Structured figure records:

- - - - - - -

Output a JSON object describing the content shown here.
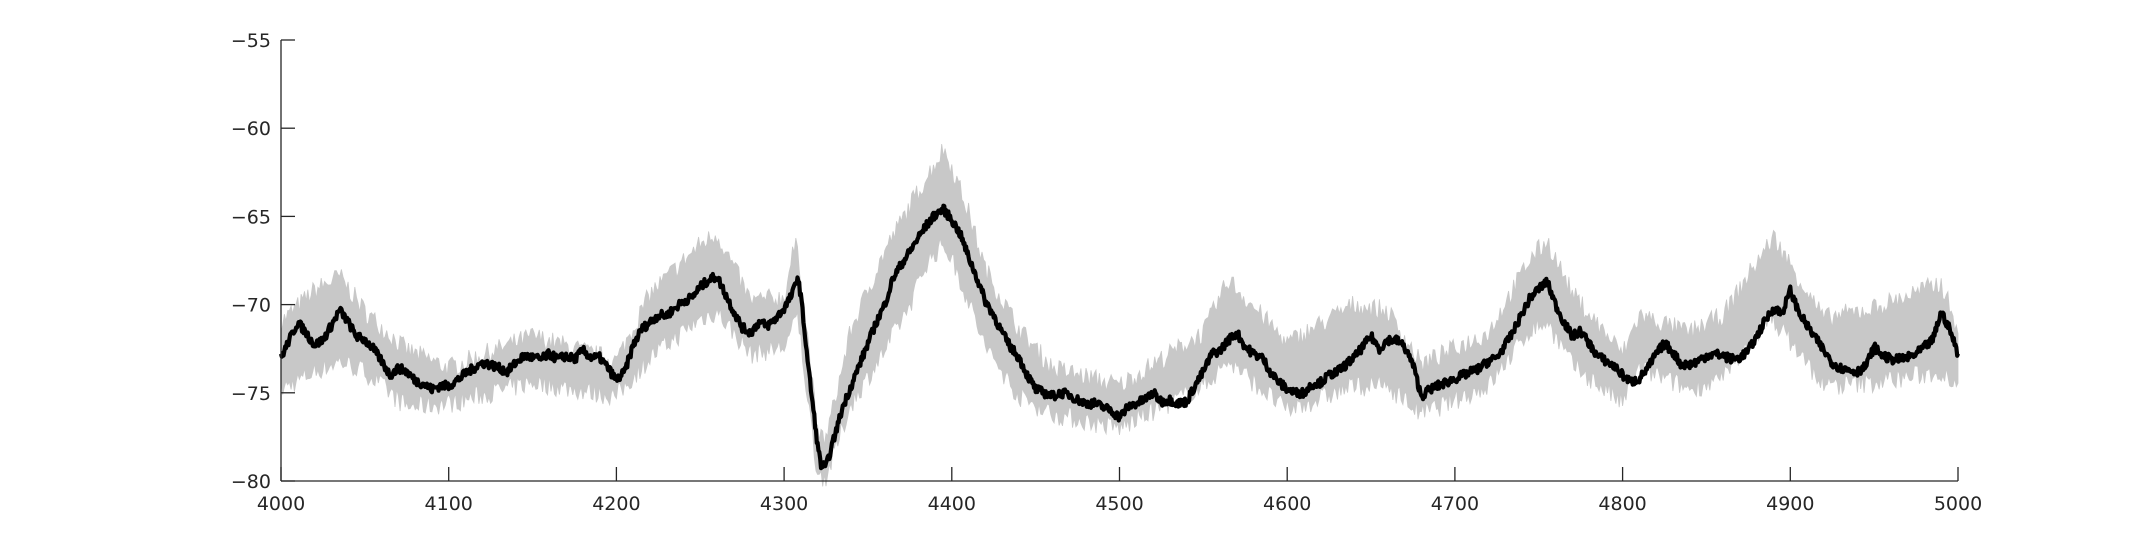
{
  "chart_data": {
    "type": "line",
    "title": "",
    "xlabel": "",
    "ylabel": "",
    "xlim": [
      4000,
      5000
    ],
    "ylim": [
      -80,
      -55
    ],
    "x_ticks": [
      4000,
      4100,
      4200,
      4300,
      4400,
      4500,
      4600,
      4700,
      4800,
      4900,
      5000
    ],
    "y_ticks": [
      -55,
      -60,
      -65,
      -70,
      -75,
      -80
    ],
    "grid": false,
    "legend": "none",
    "series": [
      {
        "role": "mean",
        "color": "#000000",
        "x": [
          4000,
          4005,
          4010,
          4015,
          4020,
          4025,
          4030,
          4035,
          4040,
          4045,
          4050,
          4055,
          4060,
          4065,
          4070,
          4075,
          4080,
          4085,
          4090,
          4095,
          4100,
          4105,
          4110,
          4115,
          4120,
          4125,
          4130,
          4135,
          4140,
          4145,
          4150,
          4155,
          4160,
          4165,
          4170,
          4175,
          4180,
          4185,
          4190,
          4195,
          4200,
          4205,
          4210,
          4215,
          4220,
          4225,
          4230,
          4235,
          4240,
          4245,
          4250,
          4255,
          4260,
          4265,
          4270,
          4275,
          4280,
          4285,
          4290,
          4295,
          4300,
          4305,
          4308,
          4310,
          4315,
          4320,
          4322,
          4325,
          4330,
          4335,
          4340,
          4345,
          4350,
          4355,
          4360,
          4365,
          4370,
          4375,
          4380,
          4385,
          4390,
          4395,
          4400,
          4405,
          4410,
          4415,
          4420,
          4425,
          4430,
          4435,
          4440,
          4445,
          4450,
          4455,
          4460,
          4465,
          4470,
          4475,
          4480,
          4485,
          4490,
          4495,
          4500,
          4505,
          4510,
          4515,
          4520,
          4525,
          4530,
          4535,
          4540,
          4545,
          4550,
          4555,
          4560,
          4565,
          4570,
          4575,
          4580,
          4585,
          4590,
          4595,
          4600,
          4605,
          4610,
          4615,
          4620,
          4625,
          4630,
          4635,
          4640,
          4645,
          4650,
          4655,
          4660,
          4665,
          4670,
          4675,
          4680,
          4685,
          4690,
          4695,
          4700,
          4705,
          4710,
          4715,
          4720,
          4725,
          4730,
          4735,
          4740,
          4745,
          4750,
          4755,
          4760,
          4765,
          4770,
          4775,
          4780,
          4785,
          4790,
          4795,
          4800,
          4805,
          4810,
          4815,
          4820,
          4825,
          4830,
          4835,
          4840,
          4845,
          4850,
          4855,
          4860,
          4865,
          4870,
          4875,
          4880,
          4885,
          4890,
          4895,
          4900,
          4905,
          4910,
          4915,
          4920,
          4925,
          4930,
          4935,
          4940,
          4945,
          4950,
          4955,
          4960,
          4965,
          4970,
          4975,
          4980,
          4985,
          4990,
          4995,
          5000
        ],
        "y": [
          -73.0,
          -72.0,
          -71.0,
          -71.6,
          -72.3,
          -72.0,
          -71.2,
          -70.3,
          -71.0,
          -71.8,
          -72.0,
          -72.5,
          -73.2,
          -74.0,
          -73.6,
          -73.8,
          -74.3,
          -74.5,
          -74.8,
          -74.6,
          -74.6,
          -74.3,
          -73.9,
          -73.6,
          -73.3,
          -73.4,
          -73.6,
          -73.8,
          -73.3,
          -72.9,
          -73.0,
          -73.1,
          -72.8,
          -73.1,
          -72.9,
          -73.1,
          -72.6,
          -73.0,
          -73.0,
          -73.6,
          -74.3,
          -73.8,
          -72.3,
          -71.4,
          -71.0,
          -70.6,
          -70.6,
          -70.2,
          -69.8,
          -69.6,
          -69.0,
          -68.6,
          -68.4,
          -69.4,
          -70.4,
          -71.3,
          -71.6,
          -71.0,
          -71.2,
          -70.8,
          -70.2,
          -69.4,
          -68.4,
          -69.5,
          -74.0,
          -78.0,
          -79.1,
          -79.2,
          -77.5,
          -75.8,
          -74.6,
          -73.4,
          -72.2,
          -71.0,
          -70.0,
          -68.5,
          -67.7,
          -67.0,
          -66.2,
          -65.5,
          -64.9,
          -64.6,
          -65.2,
          -66.0,
          -67.3,
          -68.5,
          -69.8,
          -70.6,
          -71.6,
          -72.4,
          -73.0,
          -74.0,
          -74.8,
          -75.0,
          -75.2,
          -75.0,
          -75.1,
          -75.4,
          -75.6,
          -75.6,
          -75.8,
          -76.0,
          -76.4,
          -75.8,
          -75.6,
          -75.4,
          -75.0,
          -75.5,
          -75.4,
          -75.6,
          -75.5,
          -74.6,
          -73.8,
          -72.8,
          -72.6,
          -72.0,
          -71.6,
          -72.4,
          -72.8,
          -73.0,
          -73.8,
          -74.4,
          -74.8,
          -75.0,
          -75.0,
          -74.5,
          -74.4,
          -74.0,
          -73.8,
          -73.4,
          -73.0,
          -72.4,
          -71.8,
          -72.5,
          -72.0,
          -72.0,
          -72.4,
          -73.4,
          -75.2,
          -74.8,
          -74.6,
          -74.4,
          -74.2,
          -74.0,
          -73.8,
          -73.6,
          -73.2,
          -73.0,
          -72.3,
          -71.5,
          -70.5,
          -69.6,
          -69.1,
          -68.7,
          -70.0,
          -71.0,
          -71.8,
          -71.5,
          -72.2,
          -72.9,
          -73.2,
          -73.5,
          -74.0,
          -74.4,
          -74.2,
          -73.6,
          -72.8,
          -72.2,
          -72.7,
          -73.4,
          -73.4,
          -73.2,
          -72.9,
          -72.8,
          -72.9,
          -73.1,
          -73.0,
          -72.6,
          -71.8,
          -70.9,
          -70.2,
          -70.5,
          -69.2,
          -70.4,
          -71.2,
          -71.9,
          -72.6,
          -73.3,
          -73.6,
          -73.7,
          -73.8,
          -73.5,
          -72.4,
          -72.9,
          -73.1,
          -73.1,
          -73.0,
          -72.8,
          -72.4,
          -72.0,
          -70.4,
          -71.4,
          -72.8
        ]
      }
    ],
    "band": {
      "color": "#c8c8c8",
      "description": "trial spread",
      "x": [
        4000,
        4020,
        4035,
        4050,
        4075,
        4100,
        4150,
        4200,
        4220,
        4250,
        4260,
        4280,
        4300,
        4305,
        4308,
        4315,
        4320,
        4325,
        4340,
        4360,
        4375,
        4385,
        4395,
        4400,
        4410,
        4420,
        4440,
        4460,
        4500,
        4550,
        4565,
        4600,
        4640,
        4660,
        4680,
        4720,
        4745,
        4755,
        4770,
        4800,
        4810,
        4840,
        4860,
        4880,
        4890,
        4920,
        4950,
        4990,
        5000
      ],
      "upper": [
        -71.0,
        -69.2,
        -68.4,
        -70.4,
        -72.6,
        -73.6,
        -71.8,
        -73.2,
        -69.4,
        -66.6,
        -66.0,
        -69.8,
        -69.6,
        -67.2,
        -66.6,
        -72.8,
        -77.4,
        -77.6,
        -71.4,
        -67.0,
        -64.4,
        -62.8,
        -61.2,
        -62.2,
        -64.8,
        -68.0,
        -71.4,
        -73.6,
        -74.6,
        -71.6,
        -68.6,
        -72.2,
        -70.0,
        -70.4,
        -73.4,
        -71.6,
        -67.4,
        -66.4,
        -69.4,
        -72.8,
        -70.6,
        -71.6,
        -70.6,
        -67.6,
        -66.2,
        -70.8,
        -70.2,
        -68.8,
        -71.4
      ],
      "lower": [
        -74.8,
        -73.8,
        -73.2,
        -73.8,
        -75.8,
        -75.6,
        -74.4,
        -75.2,
        -73.0,
        -70.8,
        -70.4,
        -72.8,
        -72.4,
        -71.4,
        -70.6,
        -76.0,
        -79.6,
        -79.8,
        -75.6,
        -72.6,
        -70.0,
        -67.6,
        -66.6,
        -67.4,
        -69.8,
        -72.4,
        -75.2,
        -76.2,
        -77.0,
        -74.6,
        -73.2,
        -76.0,
        -74.6,
        -74.6,
        -76.2,
        -74.6,
        -71.4,
        -71.0,
        -73.4,
        -75.6,
        -73.6,
        -74.8,
        -74.2,
        -71.6,
        -70.8,
        -74.6,
        -74.4,
        -73.8,
        -74.4
      ]
    }
  }
}
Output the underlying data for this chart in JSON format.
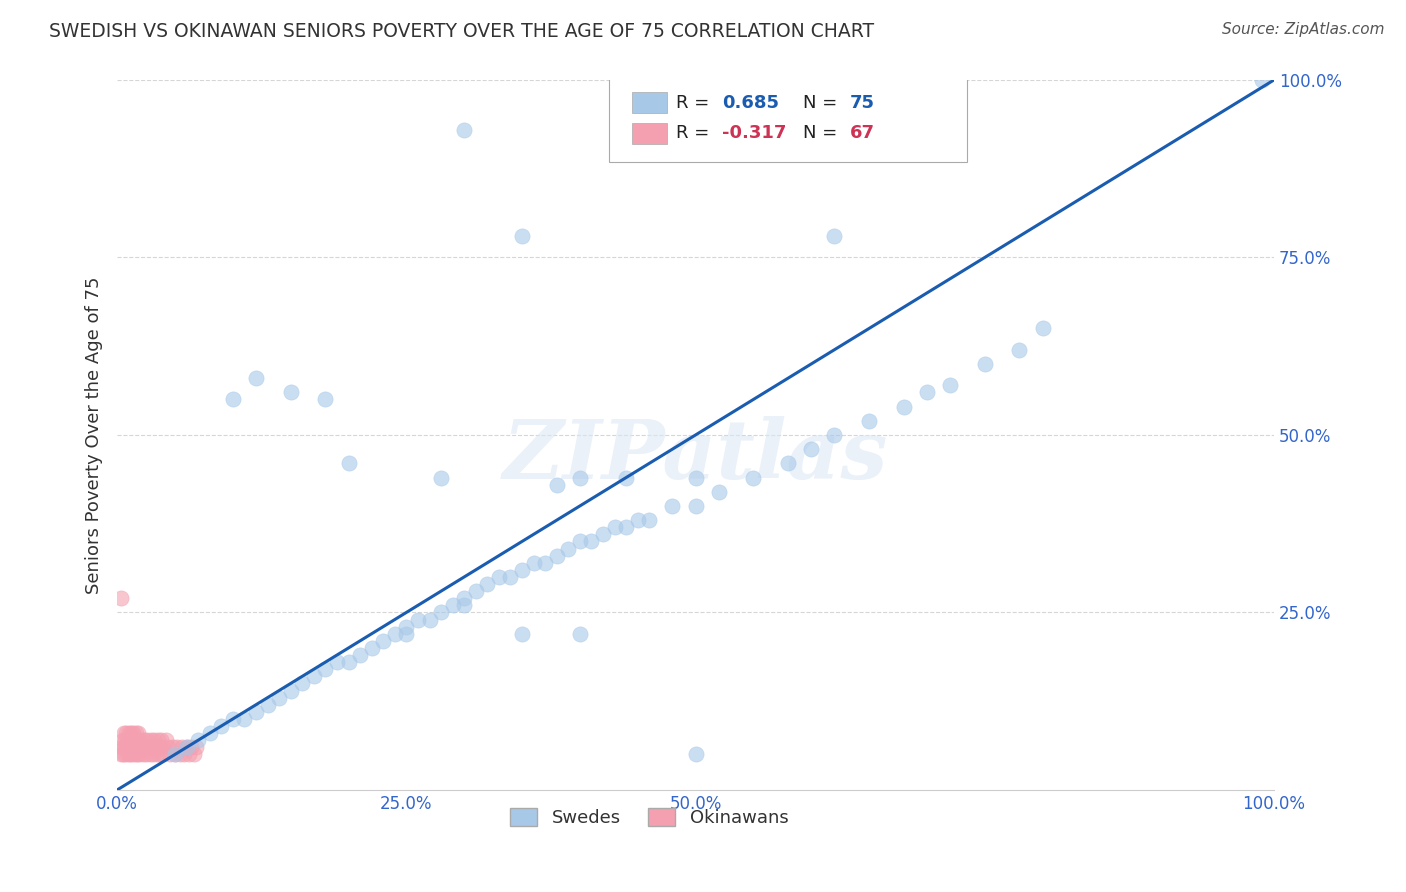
{
  "title": "SWEDISH VS OKINAWAN SENIORS POVERTY OVER THE AGE OF 75 CORRELATION CHART",
  "source": "Source: ZipAtlas.com",
  "ylabel": "Seniors Poverty Over the Age of 75",
  "watermark": "ZIPatlas",
  "blue_color": "#a8c8e8",
  "pink_color": "#f4a0b0",
  "line_color": "#1a5cb0",
  "axis_tick_color": "#3366cc",
  "title_color": "#333333",
  "background_color": "#ffffff",
  "swedes_x": [
    0.3,
    0.99,
    0.35,
    0.62,
    0.28,
    0.38,
    0.4,
    0.44,
    0.5,
    0.05,
    0.06,
    0.07,
    0.08,
    0.09,
    0.1,
    0.11,
    0.12,
    0.13,
    0.14,
    0.15,
    0.16,
    0.17,
    0.18,
    0.19,
    0.2,
    0.21,
    0.22,
    0.23,
    0.24,
    0.25,
    0.26,
    0.27,
    0.28,
    0.29,
    0.3,
    0.31,
    0.32,
    0.33,
    0.34,
    0.35,
    0.36,
    0.37,
    0.38,
    0.39,
    0.4,
    0.41,
    0.42,
    0.43,
    0.44,
    0.45,
    0.46,
    0.48,
    0.5,
    0.52,
    0.55,
    0.58,
    0.6,
    0.62,
    0.65,
    0.68,
    0.7,
    0.72,
    0.75,
    0.78,
    0.8,
    0.1,
    0.12,
    0.15,
    0.18,
    0.2,
    0.25,
    0.3,
    0.35,
    0.4,
    0.5
  ],
  "swedes_y": [
    0.93,
    1.0,
    0.78,
    0.78,
    0.44,
    0.43,
    0.44,
    0.44,
    0.44,
    0.05,
    0.06,
    0.07,
    0.08,
    0.09,
    0.1,
    0.1,
    0.11,
    0.12,
    0.13,
    0.14,
    0.15,
    0.16,
    0.17,
    0.18,
    0.18,
    0.19,
    0.2,
    0.21,
    0.22,
    0.23,
    0.24,
    0.24,
    0.25,
    0.26,
    0.27,
    0.28,
    0.29,
    0.3,
    0.3,
    0.31,
    0.32,
    0.32,
    0.33,
    0.34,
    0.35,
    0.35,
    0.36,
    0.37,
    0.37,
    0.38,
    0.38,
    0.4,
    0.4,
    0.42,
    0.44,
    0.46,
    0.48,
    0.5,
    0.52,
    0.54,
    0.56,
    0.57,
    0.6,
    0.62,
    0.65,
    0.55,
    0.58,
    0.56,
    0.55,
    0.46,
    0.22,
    0.26,
    0.22,
    0.22,
    0.05
  ],
  "okinawans_x": [
    0.003,
    0.004,
    0.005,
    0.005,
    0.006,
    0.006,
    0.007,
    0.007,
    0.008,
    0.008,
    0.009,
    0.009,
    0.01,
    0.01,
    0.011,
    0.011,
    0.012,
    0.012,
    0.013,
    0.013,
    0.014,
    0.014,
    0.015,
    0.015,
    0.016,
    0.016,
    0.017,
    0.017,
    0.018,
    0.018,
    0.019,
    0.02,
    0.021,
    0.022,
    0.023,
    0.024,
    0.025,
    0.026,
    0.027,
    0.028,
    0.029,
    0.03,
    0.031,
    0.032,
    0.033,
    0.034,
    0.035,
    0.036,
    0.037,
    0.038,
    0.039,
    0.04,
    0.042,
    0.044,
    0.046,
    0.048,
    0.05,
    0.052,
    0.054,
    0.056,
    0.058,
    0.06,
    0.062,
    0.064,
    0.066,
    0.068,
    0.003
  ],
  "okinawans_y": [
    0.05,
    0.06,
    0.05,
    0.07,
    0.06,
    0.08,
    0.05,
    0.07,
    0.06,
    0.08,
    0.05,
    0.07,
    0.06,
    0.08,
    0.05,
    0.07,
    0.06,
    0.08,
    0.05,
    0.07,
    0.06,
    0.08,
    0.05,
    0.07,
    0.06,
    0.08,
    0.05,
    0.07,
    0.06,
    0.08,
    0.05,
    0.07,
    0.06,
    0.05,
    0.07,
    0.06,
    0.05,
    0.07,
    0.06,
    0.05,
    0.07,
    0.06,
    0.05,
    0.07,
    0.06,
    0.05,
    0.07,
    0.06,
    0.05,
    0.07,
    0.06,
    0.05,
    0.07,
    0.06,
    0.05,
    0.06,
    0.05,
    0.06,
    0.05,
    0.06,
    0.05,
    0.06,
    0.05,
    0.06,
    0.05,
    0.06,
    0.27
  ],
  "xlim": [
    0.0,
    1.0
  ],
  "ylim": [
    0.0,
    1.0
  ],
  "xticks": [
    0.0,
    0.25,
    0.5,
    1.0
  ],
  "xticklabels": [
    "0.0%",
    "25.0%",
    "50.0%",
    "100.0%"
  ],
  "yticks": [
    0.25,
    0.5,
    0.75,
    1.0
  ],
  "yticklabels": [
    "25.0%",
    "50.0%",
    "75.0%",
    "100.0%"
  ]
}
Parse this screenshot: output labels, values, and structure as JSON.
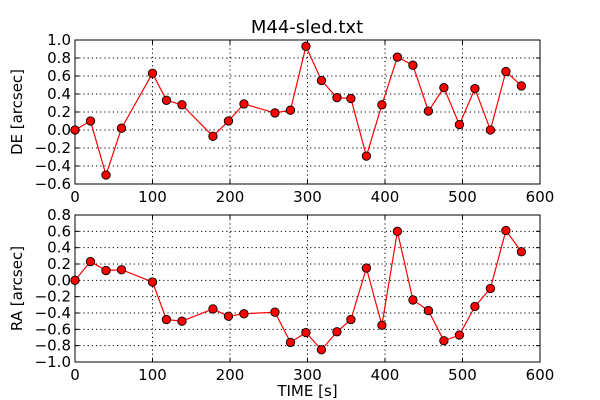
{
  "title": "M44-sled.txt",
  "colors": {
    "marker": "#ff0000",
    "line": "#ff0000",
    "marker_edge": "#000000"
  },
  "chart_data": [
    {
      "type": "line",
      "xlabel": "",
      "ylabel": "DE [arcsec]",
      "xlim": [
        0,
        600
      ],
      "ylim": [
        -0.6,
        1.0
      ],
      "grid": true,
      "x_ticks": [
        0,
        100,
        200,
        300,
        400,
        500,
        600
      ],
      "x_tick_labels": [
        "0",
        "100",
        "200",
        "300",
        "400",
        "500",
        "600"
      ],
      "y_ticks": [
        -0.6,
        -0.4,
        -0.2,
        0.0,
        0.2,
        0.4,
        0.6,
        0.8,
        1.0
      ],
      "y_tick_labels": [
        "−0.6",
        "−0.4",
        "−0.2",
        "0.0",
        "0.2",
        "0.4",
        "0.6",
        "0.8",
        "1.0"
      ],
      "x": [
        0,
        20,
        40,
        60,
        100,
        118,
        138,
        178,
        198,
        218,
        258,
        278,
        298,
        318,
        338,
        356,
        376,
        396,
        416,
        436,
        456,
        476,
        496,
        516,
        536,
        556,
        576
      ],
      "y": [
        0.0,
        0.1,
        -0.5,
        0.02,
        0.63,
        0.33,
        0.28,
        -0.07,
        0.1,
        0.29,
        0.19,
        0.22,
        0.93,
        0.55,
        0.36,
        0.35,
        -0.29,
        0.28,
        0.81,
        0.72,
        0.21,
        0.47,
        0.06,
        0.46,
        0.0,
        0.65,
        0.49
      ]
    },
    {
      "type": "line",
      "xlabel": "TIME [s]",
      "ylabel": "RA [arcsec]",
      "xlim": [
        0,
        600
      ],
      "ylim": [
        -1.0,
        0.8
      ],
      "grid": true,
      "x_ticks": [
        0,
        100,
        200,
        300,
        400,
        500,
        600
      ],
      "x_tick_labels": [
        "0",
        "100",
        "200",
        "300",
        "400",
        "500",
        "600"
      ],
      "y_ticks": [
        -1.0,
        -0.8,
        -0.6,
        -0.4,
        -0.2,
        0.0,
        0.2,
        0.4,
        0.6,
        0.8
      ],
      "y_tick_labels": [
        "−1.0",
        "−0.8",
        "−0.6",
        "−0.4",
        "−0.2",
        "0.0",
        "0.2",
        "0.4",
        "0.6",
        "0.8"
      ],
      "x": [
        0,
        20,
        40,
        60,
        100,
        118,
        138,
        178,
        198,
        218,
        258,
        278,
        298,
        318,
        338,
        356,
        376,
        396,
        416,
        436,
        456,
        476,
        496,
        516,
        536,
        556,
        576
      ],
      "y": [
        0.0,
        0.23,
        0.12,
        0.13,
        -0.02,
        -0.48,
        -0.5,
        -0.35,
        -0.44,
        -0.41,
        -0.39,
        -0.76,
        -0.64,
        -0.85,
        -0.63,
        -0.48,
        0.15,
        -0.55,
        0.6,
        -0.24,
        -0.37,
        -0.74,
        -0.67,
        -0.32,
        -0.1,
        0.61,
        0.35
      ]
    }
  ]
}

- - - - - - -

▶ _Problem to work on_
Copy out each line of the listing that holds "this".

▶ _Task solution_
Output the underlying data for this chart in JSON format.
Parse this screenshot: output labels, values, and structure as JSON.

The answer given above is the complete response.